• [SHORT PROBLEM]: Report how many lines hold the word "title"; give nothing but the number.

• [RECORD SET]:
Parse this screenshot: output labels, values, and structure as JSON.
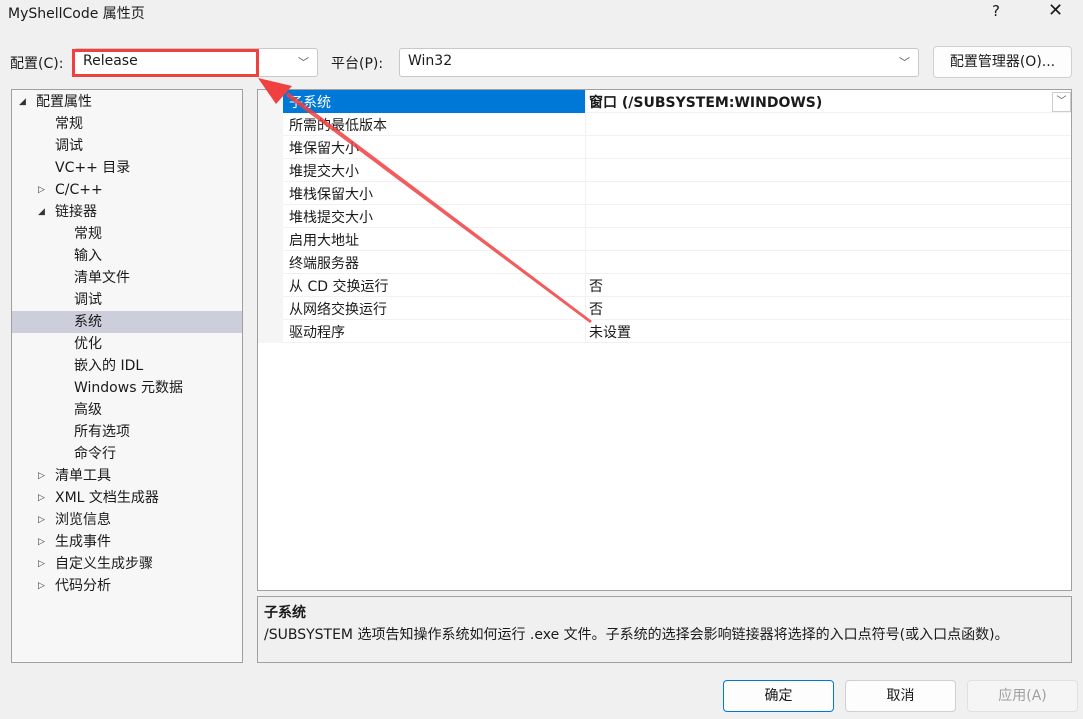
{
  "window": {
    "title": "MyShellCode 属性页",
    "help": "?",
    "close": "✕"
  },
  "config": {
    "label": "配置(C):",
    "value": "Release",
    "platform_label": "平台(P):",
    "platform_value": "Win32",
    "manager_button": "配置管理器(O)..."
  },
  "tree": [
    {
      "label": "配置属性",
      "level": 0,
      "toggle": "expanded"
    },
    {
      "label": "常规",
      "level": 1
    },
    {
      "label": "调试",
      "level": 1
    },
    {
      "label": "VC++ 目录",
      "level": 1
    },
    {
      "label": "C/C++",
      "level": 1,
      "toggle": "collapsed"
    },
    {
      "label": "链接器",
      "level": 1,
      "toggle": "expanded"
    },
    {
      "label": "常规",
      "level": 2
    },
    {
      "label": "输入",
      "level": 2
    },
    {
      "label": "清单文件",
      "level": 2
    },
    {
      "label": "调试",
      "level": 2
    },
    {
      "label": "系统",
      "level": 2,
      "selected": true
    },
    {
      "label": "优化",
      "level": 2
    },
    {
      "label": "嵌入的 IDL",
      "level": 2
    },
    {
      "label": "Windows 元数据",
      "level": 2
    },
    {
      "label": "高级",
      "level": 2
    },
    {
      "label": "所有选项",
      "level": 2
    },
    {
      "label": "命令行",
      "level": 2
    },
    {
      "label": "清单工具",
      "level": 1,
      "toggle": "collapsed"
    },
    {
      "label": "XML 文档生成器",
      "level": 1,
      "toggle": "collapsed"
    },
    {
      "label": "浏览信息",
      "level": 1,
      "toggle": "collapsed"
    },
    {
      "label": "生成事件",
      "level": 1,
      "toggle": "collapsed"
    },
    {
      "label": "自定义生成步骤",
      "level": 1,
      "toggle": "collapsed"
    },
    {
      "label": "代码分析",
      "level": 1,
      "toggle": "collapsed"
    }
  ],
  "properties": [
    {
      "name": "子系统",
      "value": "窗口 (/SUBSYSTEM:WINDOWS)",
      "selected": true
    },
    {
      "name": "所需的最低版本",
      "value": ""
    },
    {
      "name": "堆保留大小",
      "value": ""
    },
    {
      "name": "堆提交大小",
      "value": ""
    },
    {
      "name": "堆栈保留大小",
      "value": ""
    },
    {
      "name": "堆栈提交大小",
      "value": ""
    },
    {
      "name": "启用大地址",
      "value": ""
    },
    {
      "name": "终端服务器",
      "value": ""
    },
    {
      "name": "从 CD 交换运行",
      "value": "否"
    },
    {
      "name": "从网络交换运行",
      "value": "否"
    },
    {
      "name": "驱动程序",
      "value": "未设置"
    }
  ],
  "description": {
    "title": "子系统",
    "text": "/SUBSYSTEM 选项告知操作系统如何运行 .exe 文件。子系统的选择会影响链接器将选择的入口点符号(或入口点函数)。"
  },
  "buttons": {
    "ok": "确定",
    "cancel": "取消",
    "apply": "应用(A)"
  },
  "annotation_color": "#f04040",
  "selection_color": "#0078d7"
}
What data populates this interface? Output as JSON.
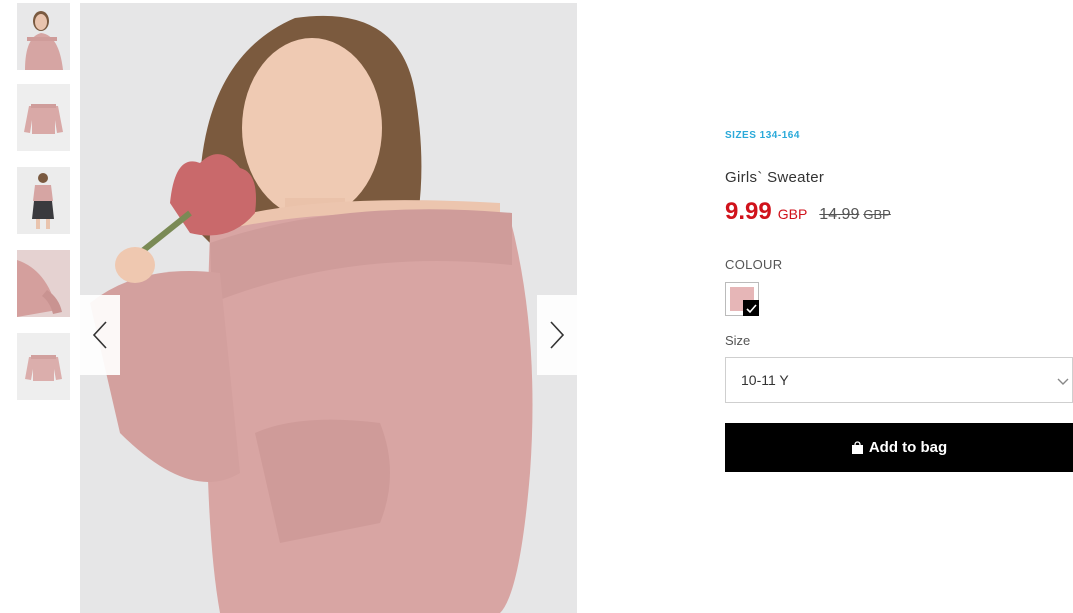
{
  "gallery": {
    "thumbnails": [
      {
        "name": "thumbnail-model-front",
        "active": true
      },
      {
        "name": "thumbnail-sweater-flat",
        "active": false
      },
      {
        "name": "thumbnail-model-full",
        "active": false
      },
      {
        "name": "thumbnail-sleeve-detail",
        "active": false
      },
      {
        "name": "thumbnail-sweater-back",
        "active": false
      }
    ],
    "prev_icon": "chevron-left-icon",
    "next_icon": "chevron-right-icon"
  },
  "product": {
    "sizes_badge": "SIZES 134-164",
    "title": "Girls` Sweater",
    "price_now": "9.99",
    "price_now_currency": "GBP",
    "price_old": "14.99",
    "price_old_currency": "GBP",
    "colour_label": "COLOUR",
    "colour_selected": "#e6b6b7",
    "size_label": "Size",
    "size_value": "10-11 Y",
    "add_to_bag_label": "Add to bag"
  },
  "colors": {
    "accent_blue": "#2aa9d9",
    "sale_red": "#d0121b",
    "button_black": "#000000",
    "sweater_pink": "#d9a7a5"
  }
}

• [SOLUTION FOR THIS TASK]: 3